▸ Goal
Across the entries, how many lines have the string "Positive" in them? Reply with only a number.

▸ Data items
┏━━

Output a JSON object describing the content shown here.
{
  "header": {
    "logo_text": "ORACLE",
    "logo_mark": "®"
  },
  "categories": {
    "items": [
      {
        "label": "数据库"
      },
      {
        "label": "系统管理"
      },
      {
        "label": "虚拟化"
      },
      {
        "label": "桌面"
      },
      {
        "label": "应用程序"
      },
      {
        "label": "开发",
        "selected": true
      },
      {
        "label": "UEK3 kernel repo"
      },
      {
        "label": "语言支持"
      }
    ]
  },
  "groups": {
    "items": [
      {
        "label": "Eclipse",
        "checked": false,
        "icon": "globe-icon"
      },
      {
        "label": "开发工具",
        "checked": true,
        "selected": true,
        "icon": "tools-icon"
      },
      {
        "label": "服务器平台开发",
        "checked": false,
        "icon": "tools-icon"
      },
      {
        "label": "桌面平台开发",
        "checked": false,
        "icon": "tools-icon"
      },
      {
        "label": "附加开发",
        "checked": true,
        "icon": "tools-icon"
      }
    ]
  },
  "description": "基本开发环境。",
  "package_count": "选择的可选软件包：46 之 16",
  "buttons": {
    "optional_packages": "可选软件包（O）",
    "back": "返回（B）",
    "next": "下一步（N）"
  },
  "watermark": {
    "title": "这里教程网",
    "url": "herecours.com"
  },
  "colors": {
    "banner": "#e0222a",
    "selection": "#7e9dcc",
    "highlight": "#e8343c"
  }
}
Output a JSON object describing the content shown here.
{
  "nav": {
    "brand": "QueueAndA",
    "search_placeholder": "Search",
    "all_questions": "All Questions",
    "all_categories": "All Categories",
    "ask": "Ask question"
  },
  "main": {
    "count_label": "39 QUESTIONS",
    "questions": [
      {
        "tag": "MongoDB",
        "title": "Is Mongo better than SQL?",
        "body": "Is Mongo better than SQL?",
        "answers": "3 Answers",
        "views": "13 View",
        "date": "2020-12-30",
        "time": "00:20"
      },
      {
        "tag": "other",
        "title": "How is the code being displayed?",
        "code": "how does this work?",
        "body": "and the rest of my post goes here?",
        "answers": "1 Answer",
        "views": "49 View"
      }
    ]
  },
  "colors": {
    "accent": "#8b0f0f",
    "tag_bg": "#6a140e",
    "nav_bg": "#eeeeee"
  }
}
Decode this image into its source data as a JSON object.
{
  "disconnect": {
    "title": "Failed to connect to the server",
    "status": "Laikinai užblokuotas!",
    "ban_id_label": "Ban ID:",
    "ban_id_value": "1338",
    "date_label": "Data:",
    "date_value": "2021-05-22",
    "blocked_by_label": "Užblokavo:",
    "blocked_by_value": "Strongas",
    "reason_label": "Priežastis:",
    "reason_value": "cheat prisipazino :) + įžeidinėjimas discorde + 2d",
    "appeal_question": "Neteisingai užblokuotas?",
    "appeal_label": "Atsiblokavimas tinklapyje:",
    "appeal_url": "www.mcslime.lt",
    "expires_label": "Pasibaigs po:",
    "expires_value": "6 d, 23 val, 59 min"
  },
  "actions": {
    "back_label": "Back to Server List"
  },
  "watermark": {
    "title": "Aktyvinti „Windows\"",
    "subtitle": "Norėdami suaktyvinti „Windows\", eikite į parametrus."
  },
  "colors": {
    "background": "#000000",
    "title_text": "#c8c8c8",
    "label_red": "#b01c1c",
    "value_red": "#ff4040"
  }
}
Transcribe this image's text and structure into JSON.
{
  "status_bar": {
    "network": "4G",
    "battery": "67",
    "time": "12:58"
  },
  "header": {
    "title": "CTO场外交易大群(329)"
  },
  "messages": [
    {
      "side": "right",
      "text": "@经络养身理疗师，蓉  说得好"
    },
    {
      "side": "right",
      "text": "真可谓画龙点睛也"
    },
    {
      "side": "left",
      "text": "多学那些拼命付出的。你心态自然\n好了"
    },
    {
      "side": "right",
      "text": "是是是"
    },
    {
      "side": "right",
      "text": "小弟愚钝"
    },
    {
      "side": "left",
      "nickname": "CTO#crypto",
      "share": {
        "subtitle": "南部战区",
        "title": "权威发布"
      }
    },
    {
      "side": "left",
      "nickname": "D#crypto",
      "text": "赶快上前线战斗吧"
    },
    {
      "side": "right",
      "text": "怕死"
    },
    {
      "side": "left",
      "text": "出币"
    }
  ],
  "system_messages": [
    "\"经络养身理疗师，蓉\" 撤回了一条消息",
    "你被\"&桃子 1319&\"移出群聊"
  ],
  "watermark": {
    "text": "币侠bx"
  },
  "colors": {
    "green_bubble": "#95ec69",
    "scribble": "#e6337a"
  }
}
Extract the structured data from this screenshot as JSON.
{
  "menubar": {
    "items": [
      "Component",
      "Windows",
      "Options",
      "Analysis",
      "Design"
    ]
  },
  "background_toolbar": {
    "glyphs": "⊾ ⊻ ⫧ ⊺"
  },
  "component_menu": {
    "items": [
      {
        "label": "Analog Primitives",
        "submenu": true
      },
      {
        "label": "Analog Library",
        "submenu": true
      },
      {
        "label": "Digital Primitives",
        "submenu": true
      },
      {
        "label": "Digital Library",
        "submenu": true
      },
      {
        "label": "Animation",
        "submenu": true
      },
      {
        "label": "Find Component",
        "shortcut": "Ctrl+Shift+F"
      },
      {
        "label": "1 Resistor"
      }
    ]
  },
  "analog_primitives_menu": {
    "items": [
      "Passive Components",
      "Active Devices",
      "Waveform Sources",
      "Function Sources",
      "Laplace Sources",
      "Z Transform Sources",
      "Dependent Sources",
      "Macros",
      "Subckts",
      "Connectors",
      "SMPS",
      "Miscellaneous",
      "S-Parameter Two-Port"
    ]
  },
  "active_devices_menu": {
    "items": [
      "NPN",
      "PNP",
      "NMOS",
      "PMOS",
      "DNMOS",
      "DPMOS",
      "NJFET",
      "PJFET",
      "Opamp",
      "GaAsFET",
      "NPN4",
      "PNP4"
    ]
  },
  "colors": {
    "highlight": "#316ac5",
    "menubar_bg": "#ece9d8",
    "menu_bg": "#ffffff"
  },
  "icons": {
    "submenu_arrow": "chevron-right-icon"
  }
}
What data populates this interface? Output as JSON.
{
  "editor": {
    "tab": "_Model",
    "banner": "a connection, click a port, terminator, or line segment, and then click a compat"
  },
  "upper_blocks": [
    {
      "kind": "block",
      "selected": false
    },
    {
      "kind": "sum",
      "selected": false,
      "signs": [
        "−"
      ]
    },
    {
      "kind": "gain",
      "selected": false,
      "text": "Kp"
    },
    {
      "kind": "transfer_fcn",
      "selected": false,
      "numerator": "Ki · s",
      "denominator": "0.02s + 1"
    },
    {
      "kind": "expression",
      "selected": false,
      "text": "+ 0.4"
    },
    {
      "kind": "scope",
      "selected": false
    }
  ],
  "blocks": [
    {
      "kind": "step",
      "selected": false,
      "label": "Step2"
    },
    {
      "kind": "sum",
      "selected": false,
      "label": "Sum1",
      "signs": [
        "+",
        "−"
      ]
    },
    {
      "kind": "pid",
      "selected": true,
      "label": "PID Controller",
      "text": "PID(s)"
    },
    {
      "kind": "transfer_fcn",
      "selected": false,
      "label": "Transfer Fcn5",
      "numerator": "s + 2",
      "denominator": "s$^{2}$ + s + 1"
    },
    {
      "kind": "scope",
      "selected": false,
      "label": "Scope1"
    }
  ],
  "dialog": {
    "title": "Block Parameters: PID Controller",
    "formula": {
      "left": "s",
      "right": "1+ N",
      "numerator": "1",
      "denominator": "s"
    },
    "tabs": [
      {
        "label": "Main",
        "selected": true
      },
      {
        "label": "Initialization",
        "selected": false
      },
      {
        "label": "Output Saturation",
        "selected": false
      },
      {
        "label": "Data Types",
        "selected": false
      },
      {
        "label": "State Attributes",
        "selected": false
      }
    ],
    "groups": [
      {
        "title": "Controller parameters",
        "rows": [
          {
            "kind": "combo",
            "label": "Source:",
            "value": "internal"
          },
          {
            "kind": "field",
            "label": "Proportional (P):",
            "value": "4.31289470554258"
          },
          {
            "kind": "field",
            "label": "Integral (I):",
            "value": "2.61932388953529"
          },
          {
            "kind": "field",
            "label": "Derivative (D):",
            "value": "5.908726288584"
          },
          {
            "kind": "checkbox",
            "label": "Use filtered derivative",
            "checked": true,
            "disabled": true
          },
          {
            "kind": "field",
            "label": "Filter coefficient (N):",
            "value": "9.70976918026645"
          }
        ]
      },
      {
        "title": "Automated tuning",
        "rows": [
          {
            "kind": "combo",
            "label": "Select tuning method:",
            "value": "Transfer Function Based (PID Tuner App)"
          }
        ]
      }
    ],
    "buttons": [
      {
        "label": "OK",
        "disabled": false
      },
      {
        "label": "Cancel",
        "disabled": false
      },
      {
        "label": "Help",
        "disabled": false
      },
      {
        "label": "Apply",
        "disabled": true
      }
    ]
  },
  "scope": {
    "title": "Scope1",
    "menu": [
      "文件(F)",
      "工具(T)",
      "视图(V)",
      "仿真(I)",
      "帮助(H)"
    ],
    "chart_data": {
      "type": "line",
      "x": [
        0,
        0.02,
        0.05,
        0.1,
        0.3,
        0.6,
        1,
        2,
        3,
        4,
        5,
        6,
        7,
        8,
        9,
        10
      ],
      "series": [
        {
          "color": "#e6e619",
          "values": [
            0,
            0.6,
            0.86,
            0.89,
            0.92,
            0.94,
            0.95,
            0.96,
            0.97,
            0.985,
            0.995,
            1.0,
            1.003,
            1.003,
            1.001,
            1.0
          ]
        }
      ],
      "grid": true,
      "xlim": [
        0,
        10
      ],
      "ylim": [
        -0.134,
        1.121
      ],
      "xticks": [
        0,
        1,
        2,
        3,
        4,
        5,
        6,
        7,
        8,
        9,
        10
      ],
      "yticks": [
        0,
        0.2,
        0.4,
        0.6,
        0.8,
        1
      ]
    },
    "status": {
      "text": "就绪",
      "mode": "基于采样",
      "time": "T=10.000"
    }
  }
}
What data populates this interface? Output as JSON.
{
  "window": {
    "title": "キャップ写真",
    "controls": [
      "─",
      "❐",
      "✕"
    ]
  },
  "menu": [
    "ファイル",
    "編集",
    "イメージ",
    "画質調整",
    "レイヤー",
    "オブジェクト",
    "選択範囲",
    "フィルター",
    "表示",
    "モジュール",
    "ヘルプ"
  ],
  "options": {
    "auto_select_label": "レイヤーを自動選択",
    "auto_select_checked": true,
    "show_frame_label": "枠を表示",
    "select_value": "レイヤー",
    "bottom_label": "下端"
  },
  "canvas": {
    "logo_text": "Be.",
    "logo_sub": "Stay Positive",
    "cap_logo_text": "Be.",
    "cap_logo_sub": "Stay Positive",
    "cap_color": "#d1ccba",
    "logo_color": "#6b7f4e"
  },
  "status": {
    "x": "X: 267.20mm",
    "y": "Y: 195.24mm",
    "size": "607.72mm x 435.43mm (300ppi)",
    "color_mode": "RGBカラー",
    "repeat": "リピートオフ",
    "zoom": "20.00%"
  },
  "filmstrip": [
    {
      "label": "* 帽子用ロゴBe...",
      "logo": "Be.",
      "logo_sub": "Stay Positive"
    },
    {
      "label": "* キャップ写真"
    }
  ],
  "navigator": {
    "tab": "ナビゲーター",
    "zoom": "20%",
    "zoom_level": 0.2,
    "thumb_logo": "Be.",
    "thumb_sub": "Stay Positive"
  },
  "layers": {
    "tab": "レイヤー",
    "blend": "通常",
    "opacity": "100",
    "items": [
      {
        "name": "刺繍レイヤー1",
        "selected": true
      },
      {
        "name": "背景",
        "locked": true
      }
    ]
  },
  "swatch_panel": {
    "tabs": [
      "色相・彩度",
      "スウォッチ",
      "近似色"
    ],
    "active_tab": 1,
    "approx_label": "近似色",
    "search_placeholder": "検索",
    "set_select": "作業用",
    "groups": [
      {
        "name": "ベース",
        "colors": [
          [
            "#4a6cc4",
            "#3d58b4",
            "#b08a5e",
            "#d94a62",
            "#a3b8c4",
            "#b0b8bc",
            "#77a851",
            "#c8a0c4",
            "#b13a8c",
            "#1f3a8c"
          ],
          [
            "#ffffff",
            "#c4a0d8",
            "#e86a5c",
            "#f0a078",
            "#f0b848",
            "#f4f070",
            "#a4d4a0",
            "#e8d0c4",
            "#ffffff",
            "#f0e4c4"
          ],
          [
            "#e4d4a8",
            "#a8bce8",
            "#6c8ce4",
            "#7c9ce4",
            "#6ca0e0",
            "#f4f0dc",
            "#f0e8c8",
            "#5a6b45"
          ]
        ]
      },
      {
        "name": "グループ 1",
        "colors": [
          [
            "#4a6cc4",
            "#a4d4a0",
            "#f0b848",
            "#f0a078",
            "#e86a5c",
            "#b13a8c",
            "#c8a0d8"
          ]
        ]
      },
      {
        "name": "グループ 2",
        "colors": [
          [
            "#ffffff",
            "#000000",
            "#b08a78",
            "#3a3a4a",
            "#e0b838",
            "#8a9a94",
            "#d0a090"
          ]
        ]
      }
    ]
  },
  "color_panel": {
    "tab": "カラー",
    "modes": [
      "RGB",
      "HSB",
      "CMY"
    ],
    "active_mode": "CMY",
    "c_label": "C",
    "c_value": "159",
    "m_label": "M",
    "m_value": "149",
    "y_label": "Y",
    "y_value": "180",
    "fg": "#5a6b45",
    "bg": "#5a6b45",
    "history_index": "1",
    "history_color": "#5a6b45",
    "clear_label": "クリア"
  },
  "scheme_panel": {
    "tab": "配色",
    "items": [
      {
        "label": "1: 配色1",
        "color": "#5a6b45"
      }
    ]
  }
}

┗━━

▸ Result
4